**Text segment**:
The cam­eras may not catch ev­ery­thing, but they cer­tainly are a de­ter­rent to mis­be­hav­ior by kids and mo­torists, said Chris DeWitt, trans­porta­tion direc­tor.

The district re­cently spent about $65,000 on 30 cam­era sys­tems from An­gelTrax, an Alabama-based maker of sur­veil­lance de­vices for ve­hi­cles. The cost of each sys­tem came out to a lit­tle less than $2,200, DeWitt told the School Board this month.

Each of those sys­tems comes with four in­ter­nal and three ex­ter­nal cam­eras. Most buses have six cam­eras, but An­gelTrax threw in a sev­enth cam­era with each of the sys­tems the district bought this year. That sev­enth cam­era can be mounted on the front wind­shield, pro­vid­ing a view of what the driver sees, DeWitt said.

**Work instructions**:
A: Condense the paragraph of the bus camera passage that begins "Each of those systems comes with" into a shorter version that keeps its main facts.
B: Print the part of the bus camera passage that opens with the words containing "The district re­cently" and closes with "Board this month.", without changing it.
Rely solely on the bus camera passage above.

**Data shown**:
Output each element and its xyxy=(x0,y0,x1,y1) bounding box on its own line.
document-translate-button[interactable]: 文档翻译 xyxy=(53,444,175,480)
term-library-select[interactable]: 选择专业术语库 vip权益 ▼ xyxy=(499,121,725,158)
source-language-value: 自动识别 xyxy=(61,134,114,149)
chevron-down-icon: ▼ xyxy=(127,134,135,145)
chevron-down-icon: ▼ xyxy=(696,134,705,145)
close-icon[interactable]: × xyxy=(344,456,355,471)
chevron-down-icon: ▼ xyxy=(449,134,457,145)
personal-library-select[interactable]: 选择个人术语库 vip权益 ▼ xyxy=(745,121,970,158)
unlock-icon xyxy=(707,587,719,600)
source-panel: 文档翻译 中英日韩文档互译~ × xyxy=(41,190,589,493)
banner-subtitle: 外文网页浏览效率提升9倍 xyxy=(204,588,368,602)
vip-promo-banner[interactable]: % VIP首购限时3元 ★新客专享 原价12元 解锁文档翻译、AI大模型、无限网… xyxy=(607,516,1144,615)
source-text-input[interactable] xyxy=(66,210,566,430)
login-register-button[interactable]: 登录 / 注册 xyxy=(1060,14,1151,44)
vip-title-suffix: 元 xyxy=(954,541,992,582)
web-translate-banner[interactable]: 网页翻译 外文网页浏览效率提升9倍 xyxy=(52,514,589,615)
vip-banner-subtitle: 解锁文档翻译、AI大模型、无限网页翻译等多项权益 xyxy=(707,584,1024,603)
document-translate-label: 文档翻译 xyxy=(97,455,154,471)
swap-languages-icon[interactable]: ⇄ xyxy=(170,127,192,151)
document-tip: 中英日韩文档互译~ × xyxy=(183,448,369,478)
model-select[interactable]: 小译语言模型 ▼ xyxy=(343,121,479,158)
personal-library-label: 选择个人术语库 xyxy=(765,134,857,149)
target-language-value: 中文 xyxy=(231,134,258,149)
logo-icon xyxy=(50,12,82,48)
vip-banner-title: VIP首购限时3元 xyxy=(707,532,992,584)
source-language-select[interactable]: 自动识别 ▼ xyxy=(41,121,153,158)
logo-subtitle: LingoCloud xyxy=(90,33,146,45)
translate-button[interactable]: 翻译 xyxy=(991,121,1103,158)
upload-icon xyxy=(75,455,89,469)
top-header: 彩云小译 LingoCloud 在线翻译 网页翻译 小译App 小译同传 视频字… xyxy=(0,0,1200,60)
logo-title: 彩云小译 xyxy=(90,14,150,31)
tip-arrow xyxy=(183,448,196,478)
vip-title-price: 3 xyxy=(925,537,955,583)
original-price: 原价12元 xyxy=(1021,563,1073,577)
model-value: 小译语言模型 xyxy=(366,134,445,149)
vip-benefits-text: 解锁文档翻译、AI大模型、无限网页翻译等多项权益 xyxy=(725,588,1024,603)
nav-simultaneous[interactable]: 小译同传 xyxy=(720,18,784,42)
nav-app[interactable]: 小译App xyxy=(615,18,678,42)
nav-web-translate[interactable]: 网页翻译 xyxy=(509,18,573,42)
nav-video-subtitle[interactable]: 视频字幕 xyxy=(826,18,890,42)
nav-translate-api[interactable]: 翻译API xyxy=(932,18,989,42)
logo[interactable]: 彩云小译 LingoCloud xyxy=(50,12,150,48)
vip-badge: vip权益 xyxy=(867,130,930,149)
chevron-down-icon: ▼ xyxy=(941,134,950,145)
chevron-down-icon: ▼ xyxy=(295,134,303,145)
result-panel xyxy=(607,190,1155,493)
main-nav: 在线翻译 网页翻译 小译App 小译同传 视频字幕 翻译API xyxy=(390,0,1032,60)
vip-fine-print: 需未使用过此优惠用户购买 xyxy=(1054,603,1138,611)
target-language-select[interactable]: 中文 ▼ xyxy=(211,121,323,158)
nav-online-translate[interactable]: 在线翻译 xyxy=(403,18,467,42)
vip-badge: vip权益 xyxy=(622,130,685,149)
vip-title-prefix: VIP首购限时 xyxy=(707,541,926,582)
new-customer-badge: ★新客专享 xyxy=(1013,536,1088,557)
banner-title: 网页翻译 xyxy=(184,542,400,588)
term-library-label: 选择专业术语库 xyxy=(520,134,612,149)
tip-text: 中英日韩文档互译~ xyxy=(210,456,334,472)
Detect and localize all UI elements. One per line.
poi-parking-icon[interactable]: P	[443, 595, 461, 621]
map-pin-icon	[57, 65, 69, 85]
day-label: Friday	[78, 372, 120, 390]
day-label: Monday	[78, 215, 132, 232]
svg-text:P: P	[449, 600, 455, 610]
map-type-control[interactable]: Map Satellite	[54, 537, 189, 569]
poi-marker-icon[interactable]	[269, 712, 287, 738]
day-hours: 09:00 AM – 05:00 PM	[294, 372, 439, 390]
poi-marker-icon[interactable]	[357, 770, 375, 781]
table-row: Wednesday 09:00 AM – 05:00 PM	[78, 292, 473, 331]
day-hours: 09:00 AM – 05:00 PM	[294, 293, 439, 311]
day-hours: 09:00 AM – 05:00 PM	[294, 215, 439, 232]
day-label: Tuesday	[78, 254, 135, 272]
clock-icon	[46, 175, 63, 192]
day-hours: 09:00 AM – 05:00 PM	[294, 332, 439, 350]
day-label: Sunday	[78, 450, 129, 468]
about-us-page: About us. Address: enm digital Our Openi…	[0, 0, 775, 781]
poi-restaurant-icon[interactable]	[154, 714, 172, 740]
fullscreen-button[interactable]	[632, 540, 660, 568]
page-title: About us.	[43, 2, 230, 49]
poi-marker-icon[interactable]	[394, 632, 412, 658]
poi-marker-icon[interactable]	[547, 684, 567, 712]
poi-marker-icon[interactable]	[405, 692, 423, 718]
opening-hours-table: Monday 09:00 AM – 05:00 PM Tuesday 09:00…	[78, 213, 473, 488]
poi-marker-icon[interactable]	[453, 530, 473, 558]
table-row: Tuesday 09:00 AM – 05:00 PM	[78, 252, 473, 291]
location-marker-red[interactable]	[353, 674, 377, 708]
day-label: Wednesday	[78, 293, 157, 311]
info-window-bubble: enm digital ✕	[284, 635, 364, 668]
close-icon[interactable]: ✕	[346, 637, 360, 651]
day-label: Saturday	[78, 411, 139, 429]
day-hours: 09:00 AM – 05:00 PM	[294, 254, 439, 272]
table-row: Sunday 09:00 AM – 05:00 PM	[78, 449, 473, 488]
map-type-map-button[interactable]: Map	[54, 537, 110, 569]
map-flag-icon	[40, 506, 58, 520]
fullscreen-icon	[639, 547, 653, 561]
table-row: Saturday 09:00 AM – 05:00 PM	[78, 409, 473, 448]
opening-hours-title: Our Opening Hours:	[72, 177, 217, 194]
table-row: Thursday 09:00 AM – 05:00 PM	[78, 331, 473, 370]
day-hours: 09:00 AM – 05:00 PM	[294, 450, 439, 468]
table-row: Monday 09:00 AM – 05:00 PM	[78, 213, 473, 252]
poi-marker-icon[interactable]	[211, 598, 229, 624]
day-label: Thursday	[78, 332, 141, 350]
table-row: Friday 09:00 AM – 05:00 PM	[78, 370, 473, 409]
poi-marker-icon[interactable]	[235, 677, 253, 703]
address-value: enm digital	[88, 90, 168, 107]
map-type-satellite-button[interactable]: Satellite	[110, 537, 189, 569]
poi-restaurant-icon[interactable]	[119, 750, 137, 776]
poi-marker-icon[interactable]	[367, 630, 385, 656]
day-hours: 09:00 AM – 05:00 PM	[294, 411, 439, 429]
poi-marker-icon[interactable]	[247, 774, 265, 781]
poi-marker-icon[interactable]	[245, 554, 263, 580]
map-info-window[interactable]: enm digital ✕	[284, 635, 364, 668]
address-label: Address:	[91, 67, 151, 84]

**Solutions by task**:
A: Each camera system includes four internal and three external cameras. Most buses have six cameras, but AngelTrax added a seventh to each system the district bought this year. According to DeWitt, that seventh camera can be mounted on the front windshield to show what the driver sees.

B:
The district re­cently spent about $65,000 on 30 cam­era sys­tems from An­gelTrax, an Alabama-based maker of sur­veil­lance de­vices for ve­hi­cles. The cost of each sys­tem came out to a lit­tle less than $2,200, DeWitt told the School Board this month.